THE EXERCISE:
Output the lines that follow exactly as they are.

[Figure dataset records]
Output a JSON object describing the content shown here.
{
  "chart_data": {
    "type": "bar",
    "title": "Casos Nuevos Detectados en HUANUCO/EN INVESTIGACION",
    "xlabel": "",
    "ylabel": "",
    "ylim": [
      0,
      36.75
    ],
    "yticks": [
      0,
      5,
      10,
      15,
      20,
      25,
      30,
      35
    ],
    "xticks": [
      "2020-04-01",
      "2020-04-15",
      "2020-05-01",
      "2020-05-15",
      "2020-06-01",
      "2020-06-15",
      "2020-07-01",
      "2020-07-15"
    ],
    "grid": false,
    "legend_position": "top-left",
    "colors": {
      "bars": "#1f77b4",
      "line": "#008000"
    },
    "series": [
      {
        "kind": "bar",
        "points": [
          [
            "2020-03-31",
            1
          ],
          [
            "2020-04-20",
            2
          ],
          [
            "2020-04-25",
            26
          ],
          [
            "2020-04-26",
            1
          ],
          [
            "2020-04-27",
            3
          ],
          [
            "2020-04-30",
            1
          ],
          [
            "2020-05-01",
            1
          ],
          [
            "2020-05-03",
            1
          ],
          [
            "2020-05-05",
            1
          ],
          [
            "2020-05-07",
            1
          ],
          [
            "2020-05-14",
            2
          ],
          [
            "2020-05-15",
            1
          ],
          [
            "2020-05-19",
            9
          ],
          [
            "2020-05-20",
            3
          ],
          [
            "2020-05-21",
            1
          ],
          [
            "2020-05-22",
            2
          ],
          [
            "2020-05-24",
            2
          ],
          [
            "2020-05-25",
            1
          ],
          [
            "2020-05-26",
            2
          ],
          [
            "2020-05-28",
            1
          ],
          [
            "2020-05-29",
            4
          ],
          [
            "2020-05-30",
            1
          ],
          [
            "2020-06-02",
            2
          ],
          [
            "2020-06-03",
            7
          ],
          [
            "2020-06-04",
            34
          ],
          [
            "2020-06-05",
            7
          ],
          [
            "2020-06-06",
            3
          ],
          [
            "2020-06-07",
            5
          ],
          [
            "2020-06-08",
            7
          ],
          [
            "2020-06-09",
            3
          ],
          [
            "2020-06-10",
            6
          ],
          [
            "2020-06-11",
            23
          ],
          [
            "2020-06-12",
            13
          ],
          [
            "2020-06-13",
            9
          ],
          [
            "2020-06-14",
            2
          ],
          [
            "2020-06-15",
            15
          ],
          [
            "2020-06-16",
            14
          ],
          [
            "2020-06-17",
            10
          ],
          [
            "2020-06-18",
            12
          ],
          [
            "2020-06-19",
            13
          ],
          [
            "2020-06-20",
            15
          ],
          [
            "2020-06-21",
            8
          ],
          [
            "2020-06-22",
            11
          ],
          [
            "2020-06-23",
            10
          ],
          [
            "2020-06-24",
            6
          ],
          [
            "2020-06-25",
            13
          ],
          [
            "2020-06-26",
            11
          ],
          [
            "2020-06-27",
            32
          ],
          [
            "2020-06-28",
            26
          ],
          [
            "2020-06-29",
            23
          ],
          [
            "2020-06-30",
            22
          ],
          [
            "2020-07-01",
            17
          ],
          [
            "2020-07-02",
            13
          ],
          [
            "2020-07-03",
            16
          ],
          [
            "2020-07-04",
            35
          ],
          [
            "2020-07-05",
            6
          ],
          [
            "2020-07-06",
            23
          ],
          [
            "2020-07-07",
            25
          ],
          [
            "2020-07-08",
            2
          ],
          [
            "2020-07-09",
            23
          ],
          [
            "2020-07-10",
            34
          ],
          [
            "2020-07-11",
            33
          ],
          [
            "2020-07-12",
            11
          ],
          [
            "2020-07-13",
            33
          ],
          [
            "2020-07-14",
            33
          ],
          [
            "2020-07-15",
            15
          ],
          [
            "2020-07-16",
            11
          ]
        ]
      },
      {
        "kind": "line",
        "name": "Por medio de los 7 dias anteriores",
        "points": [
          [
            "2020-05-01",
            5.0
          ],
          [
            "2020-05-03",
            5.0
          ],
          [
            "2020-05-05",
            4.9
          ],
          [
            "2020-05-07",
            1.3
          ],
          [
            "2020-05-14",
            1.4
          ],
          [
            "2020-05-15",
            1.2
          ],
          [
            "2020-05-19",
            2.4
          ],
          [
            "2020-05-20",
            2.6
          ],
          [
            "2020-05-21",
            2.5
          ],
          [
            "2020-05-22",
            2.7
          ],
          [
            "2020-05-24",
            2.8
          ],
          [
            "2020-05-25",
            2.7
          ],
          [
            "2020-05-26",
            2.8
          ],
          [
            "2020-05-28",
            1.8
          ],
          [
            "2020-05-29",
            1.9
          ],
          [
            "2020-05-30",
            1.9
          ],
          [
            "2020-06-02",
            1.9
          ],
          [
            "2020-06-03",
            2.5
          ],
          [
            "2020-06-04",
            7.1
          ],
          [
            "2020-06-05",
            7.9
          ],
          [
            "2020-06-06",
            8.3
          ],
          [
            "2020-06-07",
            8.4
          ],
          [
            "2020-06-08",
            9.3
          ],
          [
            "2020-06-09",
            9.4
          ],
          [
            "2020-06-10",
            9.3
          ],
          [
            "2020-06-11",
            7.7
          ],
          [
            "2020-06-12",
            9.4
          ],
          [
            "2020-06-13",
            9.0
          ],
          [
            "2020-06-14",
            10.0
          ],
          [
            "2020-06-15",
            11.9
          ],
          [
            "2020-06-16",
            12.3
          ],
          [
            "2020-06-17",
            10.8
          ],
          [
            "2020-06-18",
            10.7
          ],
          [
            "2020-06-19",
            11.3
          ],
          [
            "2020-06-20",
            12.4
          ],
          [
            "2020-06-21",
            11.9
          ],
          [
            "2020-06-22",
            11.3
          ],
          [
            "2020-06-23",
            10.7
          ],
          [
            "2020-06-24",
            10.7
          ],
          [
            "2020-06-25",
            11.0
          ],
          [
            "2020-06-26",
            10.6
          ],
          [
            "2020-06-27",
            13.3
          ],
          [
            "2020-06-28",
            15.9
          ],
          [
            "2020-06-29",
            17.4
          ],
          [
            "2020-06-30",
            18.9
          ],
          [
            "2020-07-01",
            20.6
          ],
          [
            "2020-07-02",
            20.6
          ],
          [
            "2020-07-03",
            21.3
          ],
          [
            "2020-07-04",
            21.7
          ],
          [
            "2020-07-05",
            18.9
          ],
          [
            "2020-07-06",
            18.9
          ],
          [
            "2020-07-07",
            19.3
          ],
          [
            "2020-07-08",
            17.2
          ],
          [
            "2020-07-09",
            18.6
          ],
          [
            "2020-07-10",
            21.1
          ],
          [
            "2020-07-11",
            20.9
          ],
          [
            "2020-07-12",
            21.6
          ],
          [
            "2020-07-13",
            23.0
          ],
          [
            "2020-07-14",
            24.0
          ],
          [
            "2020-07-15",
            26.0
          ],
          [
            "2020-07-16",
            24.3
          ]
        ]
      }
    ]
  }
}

ANSWER BELOW:
Output a JSON object describing the content shown here.
{
  "chart_data": {
    "type": "bar",
    "title": "Casos Nuevos Detectados en HUANUCO/EN INVESTIGACION",
    "xlabel": "",
    "ylabel": "",
    "ylim": [
      0,
      36.75
    ],
    "yticks": [
      0,
      5,
      10,
      15,
      20,
      25,
      30,
      35
    ],
    "xticks": [
      "2020-04-01",
      "2020-04-15",
      "2020-05-01",
      "2020-05-15",
      "2020-06-01",
      "2020-06-15",
      "2020-07-01",
      "2020-07-15"
    ],
    "grid": false,
    "legend_position": "top-left",
    "colors": {
      "bars": "#1f77b4",
      "line": "#008000"
    },
    "series": [
      {
        "kind": "bar",
        "points": [
          [
            "2020-03-31",
            1
          ],
          [
            "2020-04-20",
            2
          ],
          [
            "2020-04-25",
            26
          ],
          [
            "2020-04-26",
            1
          ],
          [
            "2020-04-27",
            3
          ],
          [
            "2020-04-30",
            1
          ],
          [
            "2020-05-01",
            1
          ],
          [
            "2020-05-03",
            1
          ],
          [
            "2020-05-05",
            1
          ],
          [
            "2020-05-07",
            1
          ],
          [
            "2020-05-14",
            2
          ],
          [
            "2020-05-15",
            1
          ],
          [
            "2020-05-19",
            9
          ],
          [
            "2020-05-20",
            3
          ],
          [
            "2020-05-21",
            1
          ],
          [
            "2020-05-22",
            2
          ],
          [
            "2020-05-24",
            2
          ],
          [
            "2020-05-25",
            1
          ],
          [
            "2020-05-26",
            2
          ],
          [
            "2020-05-28",
            1
          ],
          [
            "2020-05-29",
            4
          ],
          [
            "2020-05-30",
            1
          ],
          [
            "2020-06-02",
            2
          ],
          [
            "2020-06-03",
            7
          ],
          [
            "2020-06-04",
            34
          ],
          [
            "2020-06-05",
            7
          ],
          [
            "2020-06-06",
            3
          ],
          [
            "2020-06-07",
            5
          ],
          [
            "2020-06-08",
            7
          ],
          [
            "2020-06-09",
            3
          ],
          [
            "2020-06-10",
            6
          ],
          [
            "2020-06-11",
            23
          ],
          [
            "2020-06-12",
            13
          ],
          [
            "2020-06-13",
            9
          ],
          [
            "2020-06-14",
            2
          ],
          [
            "2020-06-15",
            15
          ],
          [
            "2020-06-16",
            14
          ],
          [
            "2020-06-17",
            10
          ],
          [
            "2020-06-18",
            12
          ],
          [
            "2020-06-19",
            13
          ],
          [
            "2020-06-20",
            15
          ],
          [
            "2020-06-21",
            8
          ],
          [
            "2020-06-22",
            11
          ],
          [
            "2020-06-23",
            10
          ],
          [
            "2020-06-24",
            6
          ],
          [
            "2020-06-25",
            13
          ],
          [
            "2020-06-26",
            11
          ],
          [
            "2020-06-27",
            32
          ],
          [
            "2020-06-28",
            26
          ],
          [
            "2020-06-29",
            23
          ],
          [
            "2020-06-30",
            22
          ],
          [
            "2020-07-01",
            17
          ],
          [
            "2020-07-02",
            13
          ],
          [
            "2020-07-03",
            16
          ],
          [
            "2020-07-04",
            35
          ],
          [
            "2020-07-05",
            6
          ],
          [
            "2020-07-06",
            23
          ],
          [
            "2020-07-07",
            25
          ],
          [
            "2020-07-08",
            2
          ],
          [
            "2020-07-09",
            23
          ],
          [
            "2020-07-10",
            34
          ],
          [
            "2020-07-11",
            33
          ],
          [
            "2020-07-12",
            11
          ],
          [
            "2020-07-13",
            33
          ],
          [
            "2020-07-14",
            33
          ],
          [
            "2020-07-15",
            15
          ],
          [
            "2020-07-16",
            11
          ]
        ]
      },
      {
        "kind": "line",
        "name": "Por medio de los 7 dias anteriores",
        "points": [
          [
            "2020-05-01",
            5.0
          ],
          [
            "2020-05-03",
            5.0
          ],
          [
            "2020-05-05",
            4.9
          ],
          [
            "2020-05-07",
            1.3
          ],
          [
            "2020-05-14",
            1.4
          ],
          [
            "2020-05-15",
            1.2
          ],
          [
            "2020-05-19",
            2.4
          ],
          [
            "2020-05-20",
            2.6
          ],
          [
            "2020-05-21",
            2.5
          ],
          [
            "2020-05-22",
            2.7
          ],
          [
            "2020-05-24",
            2.8
          ],
          [
            "2020-05-25",
            2.7
          ],
          [
            "2020-05-26",
            2.8
          ],
          [
            "2020-05-28",
            1.8
          ],
          [
            "2020-05-29",
            1.9
          ],
          [
            "2020-05-30",
            1.9
          ],
          [
            "2020-06-02",
            1.9
          ],
          [
            "2020-06-03",
            2.5
          ],
          [
            "2020-06-04",
            7.1
          ],
          [
            "2020-06-05",
            7.9
          ],
          [
            "2020-06-06",
            8.3
          ],
          [
            "2020-06-07",
            8.4
          ],
          [
            "2020-06-08",
            9.3
          ],
          [
            "2020-06-09",
            9.4
          ],
          [
            "2020-06-10",
            9.3
          ],
          [
            "2020-06-11",
            7.7
          ],
          [
            "2020-06-12",
            9.4
          ],
          [
            "2020-06-13",
            9.0
          ],
          [
            "2020-06-14",
            10.0
          ],
          [
            "2020-06-15",
            11.9
          ],
          [
            "2020-06-16",
            12.3
          ],
          [
            "2020-06-17",
            10.8
          ],
          [
            "2020-06-18",
            10.7
          ],
          [
            "2020-06-19",
            11.3
          ],
          [
            "2020-06-20",
            12.4
          ],
          [
            "2020-06-21",
            11.9
          ],
          [
            "2020-06-22",
            11.3
          ],
          [
            "2020-06-23",
            10.7
          ],
          [
            "2020-06-24",
            10.7
          ],
          [
            "2020-06-25",
            11.0
          ],
          [
            "2020-06-26",
            10.6
          ],
          [
            "2020-06-27",
            13.3
          ],
          [
            "2020-06-28",
            15.9
          ],
          [
            "2020-06-29",
            17.4
          ],
          [
            "2020-06-30",
            18.9
          ],
          [
            "2020-07-01",
            20.6
          ],
          [
            "2020-07-02",
            20.6
          ],
          [
            "2020-07-03",
            21.3
          ],
          [
            "2020-07-04",
            21.7
          ],
          [
            "2020-07-05",
            18.9
          ],
          [
            "2020-07-06",
            18.9
          ],
          [
            "2020-07-07",
            19.3
          ],
          [
            "2020-07-08",
            17.2
          ],
          [
            "2020-07-09",
            18.6
          ],
          [
            "2020-07-10",
            21.1
          ],
          [
            "2020-07-11",
            20.9
          ],
          [
            "2020-07-12",
            21.6
          ],
          [
            "2020-07-13",
            23.0
          ],
          [
            "2020-07-14",
            24.0
          ],
          [
            "2020-07-15",
            26.0
          ],
          [
            "2020-07-16",
            24.3
          ]
        ]
      }
    ]
  }
}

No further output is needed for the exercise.